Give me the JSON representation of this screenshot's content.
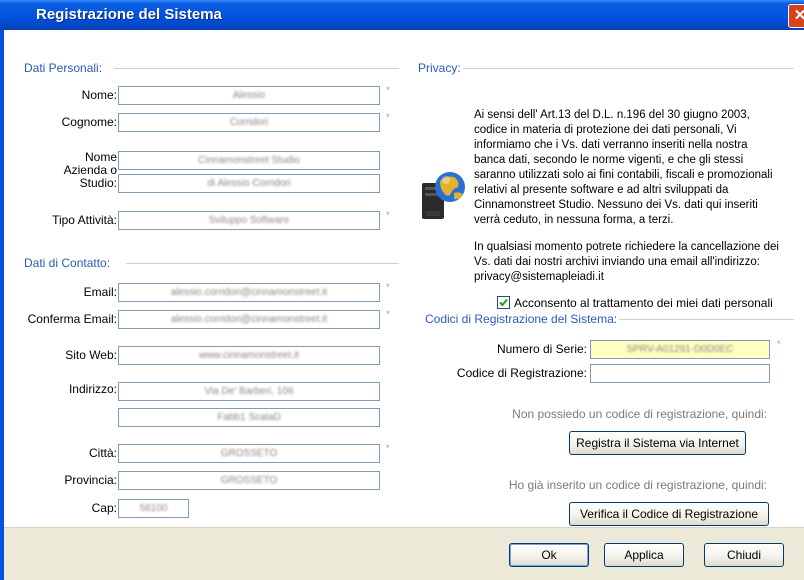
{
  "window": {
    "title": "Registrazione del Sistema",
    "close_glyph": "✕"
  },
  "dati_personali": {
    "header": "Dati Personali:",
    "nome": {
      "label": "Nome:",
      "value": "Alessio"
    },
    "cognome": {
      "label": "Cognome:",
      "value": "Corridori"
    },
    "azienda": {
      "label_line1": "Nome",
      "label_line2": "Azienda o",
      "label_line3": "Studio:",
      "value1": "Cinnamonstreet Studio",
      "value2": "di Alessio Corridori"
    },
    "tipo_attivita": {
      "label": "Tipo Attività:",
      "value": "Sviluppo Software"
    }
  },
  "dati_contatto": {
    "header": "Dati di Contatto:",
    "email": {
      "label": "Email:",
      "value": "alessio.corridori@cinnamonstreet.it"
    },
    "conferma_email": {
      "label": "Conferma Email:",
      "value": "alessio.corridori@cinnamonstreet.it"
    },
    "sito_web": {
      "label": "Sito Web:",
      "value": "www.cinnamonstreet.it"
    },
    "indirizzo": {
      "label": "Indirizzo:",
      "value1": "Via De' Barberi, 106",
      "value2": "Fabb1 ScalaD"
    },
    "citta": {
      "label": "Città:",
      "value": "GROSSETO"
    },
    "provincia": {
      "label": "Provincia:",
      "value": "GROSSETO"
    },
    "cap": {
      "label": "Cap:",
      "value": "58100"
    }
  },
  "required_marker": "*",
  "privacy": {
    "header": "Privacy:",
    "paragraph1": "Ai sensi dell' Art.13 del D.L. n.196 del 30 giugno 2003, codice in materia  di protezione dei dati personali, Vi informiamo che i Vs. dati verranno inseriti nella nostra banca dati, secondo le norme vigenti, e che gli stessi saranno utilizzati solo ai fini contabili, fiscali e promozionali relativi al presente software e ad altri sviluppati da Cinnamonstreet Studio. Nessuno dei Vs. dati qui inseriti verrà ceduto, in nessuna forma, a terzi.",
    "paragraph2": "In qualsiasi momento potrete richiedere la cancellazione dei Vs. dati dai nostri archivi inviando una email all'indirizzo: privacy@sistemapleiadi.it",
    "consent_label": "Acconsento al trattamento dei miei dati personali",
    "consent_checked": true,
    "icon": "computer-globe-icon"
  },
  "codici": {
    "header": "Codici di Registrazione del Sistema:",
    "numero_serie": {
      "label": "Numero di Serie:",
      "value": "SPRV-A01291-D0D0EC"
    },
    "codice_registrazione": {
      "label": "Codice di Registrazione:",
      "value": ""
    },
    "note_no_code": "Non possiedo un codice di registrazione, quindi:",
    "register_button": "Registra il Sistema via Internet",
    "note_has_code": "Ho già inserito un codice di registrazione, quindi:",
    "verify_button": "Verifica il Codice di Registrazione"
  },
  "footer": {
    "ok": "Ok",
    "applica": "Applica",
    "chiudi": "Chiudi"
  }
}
--
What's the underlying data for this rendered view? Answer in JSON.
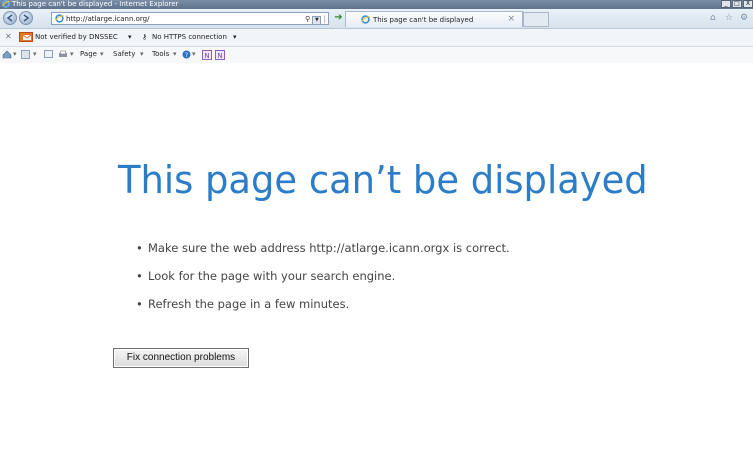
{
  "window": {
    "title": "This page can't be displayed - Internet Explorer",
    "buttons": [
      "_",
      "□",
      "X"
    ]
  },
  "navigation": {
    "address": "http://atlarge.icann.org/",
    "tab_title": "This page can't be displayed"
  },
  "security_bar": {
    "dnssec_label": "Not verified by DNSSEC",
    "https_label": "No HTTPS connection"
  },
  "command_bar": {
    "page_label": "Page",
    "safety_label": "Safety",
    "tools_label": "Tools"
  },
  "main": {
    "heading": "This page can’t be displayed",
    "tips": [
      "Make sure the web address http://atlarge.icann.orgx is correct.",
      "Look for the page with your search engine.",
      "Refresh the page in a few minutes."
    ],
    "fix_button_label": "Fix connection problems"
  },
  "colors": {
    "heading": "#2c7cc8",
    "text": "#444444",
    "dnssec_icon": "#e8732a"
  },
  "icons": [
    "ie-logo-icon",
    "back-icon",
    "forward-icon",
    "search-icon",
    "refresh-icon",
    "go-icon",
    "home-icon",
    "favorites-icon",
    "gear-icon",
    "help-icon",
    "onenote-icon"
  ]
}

* _JOB_
Pull out every line in the data above that has the word "JSON".

* _EXERCISE SOLUTION_
Give me the JSON representation of this screenshot's content.
What's the underlying data for this rendered view? Answer in JSON.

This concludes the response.